:: TO BE DONE ::
Update the data below by changing every "bounding box" to "bounding rectangle" and leaving all other text as it stands.
-- START RECORDS SHOWN --
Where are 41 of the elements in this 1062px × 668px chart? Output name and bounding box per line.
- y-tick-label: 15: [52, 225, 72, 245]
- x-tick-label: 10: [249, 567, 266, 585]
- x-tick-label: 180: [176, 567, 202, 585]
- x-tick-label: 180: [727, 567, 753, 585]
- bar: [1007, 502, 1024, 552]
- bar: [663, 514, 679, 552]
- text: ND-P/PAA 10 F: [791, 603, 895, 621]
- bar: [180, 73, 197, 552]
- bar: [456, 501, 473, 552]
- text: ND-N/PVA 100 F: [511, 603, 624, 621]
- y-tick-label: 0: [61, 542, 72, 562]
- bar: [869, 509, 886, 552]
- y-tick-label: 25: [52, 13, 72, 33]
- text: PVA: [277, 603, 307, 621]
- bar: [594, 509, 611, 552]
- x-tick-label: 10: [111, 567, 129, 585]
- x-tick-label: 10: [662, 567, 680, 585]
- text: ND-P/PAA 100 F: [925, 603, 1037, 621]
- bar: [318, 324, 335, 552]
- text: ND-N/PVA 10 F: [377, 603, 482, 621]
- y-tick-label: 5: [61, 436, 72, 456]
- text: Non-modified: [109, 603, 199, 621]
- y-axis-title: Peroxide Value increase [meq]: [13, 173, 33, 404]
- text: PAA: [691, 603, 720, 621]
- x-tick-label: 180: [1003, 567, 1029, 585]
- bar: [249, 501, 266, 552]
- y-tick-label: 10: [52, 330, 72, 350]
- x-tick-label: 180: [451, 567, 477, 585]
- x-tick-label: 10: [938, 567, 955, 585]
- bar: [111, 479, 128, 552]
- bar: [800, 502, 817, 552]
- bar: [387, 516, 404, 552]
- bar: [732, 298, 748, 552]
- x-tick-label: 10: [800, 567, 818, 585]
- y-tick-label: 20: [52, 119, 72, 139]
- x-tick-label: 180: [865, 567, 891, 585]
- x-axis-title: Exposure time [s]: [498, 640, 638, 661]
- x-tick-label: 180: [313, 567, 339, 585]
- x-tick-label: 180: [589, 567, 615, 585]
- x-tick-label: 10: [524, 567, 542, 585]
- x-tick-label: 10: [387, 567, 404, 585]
-- END RECORDS SHOWN --
:: TASK OUTPUT ::
Where are 41 of the elements in this 1062px × 668px chart? Output name and bounding rectangle per line.
- y-tick-label: 15: [52, 225, 72, 245]
- x-tick-label: 10: [249, 567, 266, 585]
- x-tick-label: 180: [176, 567, 202, 585]
- x-tick-label: 180: [727, 567, 753, 585]
- bar: [1007, 502, 1024, 552]
- bar: [663, 514, 679, 552]
- text: ND-P/PAA 10 F: [791, 603, 895, 621]
- bar: [180, 73, 197, 552]
- bar: [456, 501, 473, 552]
- text: ND-N/PVA 100 F: [511, 603, 624, 621]
- y-tick-label: 0: [61, 542, 72, 562]
- bar: [869, 509, 886, 552]
- y-tick-label: 25: [52, 13, 72, 33]
- text: PVA: [277, 603, 307, 621]
- bar: [594, 509, 611, 552]
- x-tick-label: 10: [111, 567, 129, 585]
- x-tick-label: 10: [662, 567, 680, 585]
- text: ND-P/PAA 100 F: [925, 603, 1037, 621]
- bar: [318, 324, 335, 552]
- text: ND-N/PVA 10 F: [377, 603, 482, 621]
- y-tick-label: 5: [61, 436, 72, 456]
- text: Non-modified: [109, 603, 199, 621]
- y-axis-title: Peroxide Value increase [meq]: [13, 173, 33, 404]
- text: PAA: [691, 603, 720, 621]
- x-tick-label: 180: [1003, 567, 1029, 585]
- bar: [249, 501, 266, 552]
- y-tick-label: 10: [52, 330, 72, 350]
- x-tick-label: 180: [451, 567, 477, 585]
- x-tick-label: 10: [938, 567, 955, 585]
- bar: [111, 479, 128, 552]
- bar: [800, 502, 817, 552]
- bar: [387, 516, 404, 552]
- bar: [732, 298, 748, 552]
- x-tick-label: 10: [800, 567, 818, 585]
- y-tick-label: 20: [52, 119, 72, 139]
- x-tick-label: 180: [865, 567, 891, 585]
- x-axis-title: Exposure time [s]: [498, 640, 638, 661]
- x-tick-label: 180: [313, 567, 339, 585]
- x-tick-label: 180: [589, 567, 615, 585]
- x-tick-label: 10: [524, 567, 542, 585]
- x-tick-label: 10: [387, 567, 404, 585]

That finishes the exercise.